#### [WHAT YOU ARE ASKED TO DO]
Reproduce the listing below without changes, except that pictures are left out.

#### [ENTRIES SHOWN]
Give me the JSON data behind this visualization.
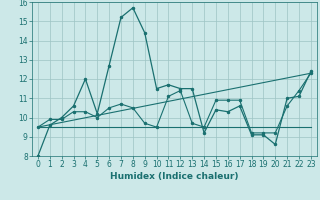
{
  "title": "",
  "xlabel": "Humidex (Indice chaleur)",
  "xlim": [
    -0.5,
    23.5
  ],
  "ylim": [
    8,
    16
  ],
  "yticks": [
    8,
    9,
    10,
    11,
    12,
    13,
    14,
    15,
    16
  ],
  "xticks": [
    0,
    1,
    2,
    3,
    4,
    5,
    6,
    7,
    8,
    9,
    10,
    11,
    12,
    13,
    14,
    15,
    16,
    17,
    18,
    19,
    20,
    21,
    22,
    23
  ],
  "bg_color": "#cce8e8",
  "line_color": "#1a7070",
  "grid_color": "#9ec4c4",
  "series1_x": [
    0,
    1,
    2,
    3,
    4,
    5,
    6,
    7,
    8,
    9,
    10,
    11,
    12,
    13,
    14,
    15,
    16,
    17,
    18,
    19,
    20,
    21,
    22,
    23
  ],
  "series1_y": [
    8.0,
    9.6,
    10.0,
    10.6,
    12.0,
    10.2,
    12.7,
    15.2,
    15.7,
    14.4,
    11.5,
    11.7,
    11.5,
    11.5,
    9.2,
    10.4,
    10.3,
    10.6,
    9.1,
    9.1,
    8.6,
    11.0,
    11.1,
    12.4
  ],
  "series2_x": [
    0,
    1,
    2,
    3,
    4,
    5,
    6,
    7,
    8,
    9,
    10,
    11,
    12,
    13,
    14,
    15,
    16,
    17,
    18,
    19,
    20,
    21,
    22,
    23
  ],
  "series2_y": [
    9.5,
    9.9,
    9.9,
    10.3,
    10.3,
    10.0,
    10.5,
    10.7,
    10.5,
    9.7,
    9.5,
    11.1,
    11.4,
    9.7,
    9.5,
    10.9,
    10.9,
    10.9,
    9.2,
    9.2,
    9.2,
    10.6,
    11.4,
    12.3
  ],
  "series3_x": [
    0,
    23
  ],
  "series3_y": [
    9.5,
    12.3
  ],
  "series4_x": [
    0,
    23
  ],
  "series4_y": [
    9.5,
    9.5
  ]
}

#### [TASK ANSWER]
Give me the JSON data behind this visualization.
{
  "title": "",
  "xlabel": "Humidex (Indice chaleur)",
  "xlim": [
    -0.5,
    23.5
  ],
  "ylim": [
    8,
    16
  ],
  "yticks": [
    8,
    9,
    10,
    11,
    12,
    13,
    14,
    15,
    16
  ],
  "xticks": [
    0,
    1,
    2,
    3,
    4,
    5,
    6,
    7,
    8,
    9,
    10,
    11,
    12,
    13,
    14,
    15,
    16,
    17,
    18,
    19,
    20,
    21,
    22,
    23
  ],
  "bg_color": "#cce8e8",
  "line_color": "#1a7070",
  "grid_color": "#9ec4c4",
  "series1_x": [
    0,
    1,
    2,
    3,
    4,
    5,
    6,
    7,
    8,
    9,
    10,
    11,
    12,
    13,
    14,
    15,
    16,
    17,
    18,
    19,
    20,
    21,
    22,
    23
  ],
  "series1_y": [
    8.0,
    9.6,
    10.0,
    10.6,
    12.0,
    10.2,
    12.7,
    15.2,
    15.7,
    14.4,
    11.5,
    11.7,
    11.5,
    11.5,
    9.2,
    10.4,
    10.3,
    10.6,
    9.1,
    9.1,
    8.6,
    11.0,
    11.1,
    12.4
  ],
  "series2_x": [
    0,
    1,
    2,
    3,
    4,
    5,
    6,
    7,
    8,
    9,
    10,
    11,
    12,
    13,
    14,
    15,
    16,
    17,
    18,
    19,
    20,
    21,
    22,
    23
  ],
  "series2_y": [
    9.5,
    9.9,
    9.9,
    10.3,
    10.3,
    10.0,
    10.5,
    10.7,
    10.5,
    9.7,
    9.5,
    11.1,
    11.4,
    9.7,
    9.5,
    10.9,
    10.9,
    10.9,
    9.2,
    9.2,
    9.2,
    10.6,
    11.4,
    12.3
  ],
  "series3_x": [
    0,
    23
  ],
  "series3_y": [
    9.5,
    12.3
  ],
  "series4_x": [
    0,
    23
  ],
  "series4_y": [
    9.5,
    9.5
  ]
}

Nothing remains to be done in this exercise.